[EXERCISE PROMPT]: Copy out each line in the material below that has the word "mapping".

- - -

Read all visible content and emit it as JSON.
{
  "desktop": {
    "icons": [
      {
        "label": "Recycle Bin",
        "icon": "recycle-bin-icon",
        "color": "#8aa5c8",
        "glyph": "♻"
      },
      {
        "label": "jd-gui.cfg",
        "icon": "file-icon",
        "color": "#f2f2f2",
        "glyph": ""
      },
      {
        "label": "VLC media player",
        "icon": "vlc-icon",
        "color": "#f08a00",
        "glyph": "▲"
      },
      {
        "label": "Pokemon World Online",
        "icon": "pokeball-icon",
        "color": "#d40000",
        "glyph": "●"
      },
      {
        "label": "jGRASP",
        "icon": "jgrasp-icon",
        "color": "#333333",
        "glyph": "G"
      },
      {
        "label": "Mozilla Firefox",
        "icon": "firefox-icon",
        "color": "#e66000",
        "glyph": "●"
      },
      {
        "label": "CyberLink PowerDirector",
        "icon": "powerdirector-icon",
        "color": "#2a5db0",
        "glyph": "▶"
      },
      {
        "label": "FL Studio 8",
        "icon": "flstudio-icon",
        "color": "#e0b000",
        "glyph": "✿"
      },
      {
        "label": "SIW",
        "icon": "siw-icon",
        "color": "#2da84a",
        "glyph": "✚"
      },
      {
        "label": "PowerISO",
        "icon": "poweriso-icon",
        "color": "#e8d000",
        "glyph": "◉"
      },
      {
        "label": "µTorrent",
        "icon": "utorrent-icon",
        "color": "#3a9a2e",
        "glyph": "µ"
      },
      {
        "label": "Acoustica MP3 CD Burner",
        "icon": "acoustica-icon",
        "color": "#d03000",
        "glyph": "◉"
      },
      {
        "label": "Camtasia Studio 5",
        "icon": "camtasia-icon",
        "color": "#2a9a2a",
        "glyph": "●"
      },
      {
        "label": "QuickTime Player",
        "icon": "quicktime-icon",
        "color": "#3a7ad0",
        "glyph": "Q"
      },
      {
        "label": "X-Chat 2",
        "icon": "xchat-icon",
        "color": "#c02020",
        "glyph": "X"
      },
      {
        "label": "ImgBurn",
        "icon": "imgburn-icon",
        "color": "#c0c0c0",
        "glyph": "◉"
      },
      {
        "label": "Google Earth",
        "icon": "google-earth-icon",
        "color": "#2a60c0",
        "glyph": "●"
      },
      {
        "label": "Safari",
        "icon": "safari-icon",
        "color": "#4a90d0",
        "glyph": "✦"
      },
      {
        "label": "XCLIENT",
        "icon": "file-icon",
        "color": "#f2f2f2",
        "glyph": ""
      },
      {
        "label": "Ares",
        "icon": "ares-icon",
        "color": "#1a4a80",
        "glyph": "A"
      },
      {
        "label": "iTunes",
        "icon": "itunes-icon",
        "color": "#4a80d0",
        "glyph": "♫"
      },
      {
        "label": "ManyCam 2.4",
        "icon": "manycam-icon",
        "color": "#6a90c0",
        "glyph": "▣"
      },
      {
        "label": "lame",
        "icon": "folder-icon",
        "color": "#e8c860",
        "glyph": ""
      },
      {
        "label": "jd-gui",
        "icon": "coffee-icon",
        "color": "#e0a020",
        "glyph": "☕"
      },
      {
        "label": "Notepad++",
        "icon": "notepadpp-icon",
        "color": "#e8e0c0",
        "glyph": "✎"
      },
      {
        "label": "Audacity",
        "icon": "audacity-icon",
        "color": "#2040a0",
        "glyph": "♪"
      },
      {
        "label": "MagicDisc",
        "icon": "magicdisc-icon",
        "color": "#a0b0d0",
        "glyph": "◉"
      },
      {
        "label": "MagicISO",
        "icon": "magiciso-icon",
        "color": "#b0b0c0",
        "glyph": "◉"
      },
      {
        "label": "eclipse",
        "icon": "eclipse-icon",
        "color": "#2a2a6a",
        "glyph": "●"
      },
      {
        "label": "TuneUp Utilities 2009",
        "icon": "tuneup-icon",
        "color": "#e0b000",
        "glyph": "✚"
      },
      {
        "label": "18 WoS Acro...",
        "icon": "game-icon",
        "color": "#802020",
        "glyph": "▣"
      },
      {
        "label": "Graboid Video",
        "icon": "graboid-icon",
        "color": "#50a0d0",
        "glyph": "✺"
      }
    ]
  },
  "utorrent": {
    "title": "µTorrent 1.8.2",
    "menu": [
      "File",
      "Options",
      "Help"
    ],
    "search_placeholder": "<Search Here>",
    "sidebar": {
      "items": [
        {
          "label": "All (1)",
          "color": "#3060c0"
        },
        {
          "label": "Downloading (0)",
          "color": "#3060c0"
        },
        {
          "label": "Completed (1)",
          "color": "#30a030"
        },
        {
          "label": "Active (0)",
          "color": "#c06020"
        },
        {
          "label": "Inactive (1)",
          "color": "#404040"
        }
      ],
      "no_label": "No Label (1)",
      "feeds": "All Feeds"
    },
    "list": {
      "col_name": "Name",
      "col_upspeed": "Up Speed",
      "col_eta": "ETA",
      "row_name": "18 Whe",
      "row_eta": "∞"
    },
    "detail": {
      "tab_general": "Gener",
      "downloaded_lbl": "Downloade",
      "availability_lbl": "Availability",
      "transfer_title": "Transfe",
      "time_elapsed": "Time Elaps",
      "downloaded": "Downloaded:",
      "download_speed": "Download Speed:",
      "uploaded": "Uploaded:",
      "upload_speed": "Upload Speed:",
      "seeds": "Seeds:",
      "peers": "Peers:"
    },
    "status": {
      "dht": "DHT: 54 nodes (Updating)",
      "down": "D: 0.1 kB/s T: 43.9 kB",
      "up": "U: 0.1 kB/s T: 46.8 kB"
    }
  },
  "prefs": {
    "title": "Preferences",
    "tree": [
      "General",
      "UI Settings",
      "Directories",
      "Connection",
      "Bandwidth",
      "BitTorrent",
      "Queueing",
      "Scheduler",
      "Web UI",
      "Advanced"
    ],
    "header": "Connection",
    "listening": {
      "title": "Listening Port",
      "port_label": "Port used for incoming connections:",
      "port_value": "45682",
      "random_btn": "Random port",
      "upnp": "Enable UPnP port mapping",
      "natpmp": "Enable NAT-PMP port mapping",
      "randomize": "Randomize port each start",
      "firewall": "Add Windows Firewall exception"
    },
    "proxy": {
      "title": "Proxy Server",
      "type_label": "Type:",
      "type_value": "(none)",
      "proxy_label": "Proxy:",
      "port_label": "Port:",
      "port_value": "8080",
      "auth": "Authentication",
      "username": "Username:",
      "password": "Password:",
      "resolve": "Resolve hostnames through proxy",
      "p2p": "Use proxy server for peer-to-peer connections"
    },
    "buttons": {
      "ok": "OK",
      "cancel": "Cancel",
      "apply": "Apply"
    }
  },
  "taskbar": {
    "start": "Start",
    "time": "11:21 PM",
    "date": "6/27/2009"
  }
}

- - -

[SOLUTION TO THIS TASK]:
      "upnp": "Enable UPnP port mapping",
      "natpmp": "Enable NAT-PMP port mapping",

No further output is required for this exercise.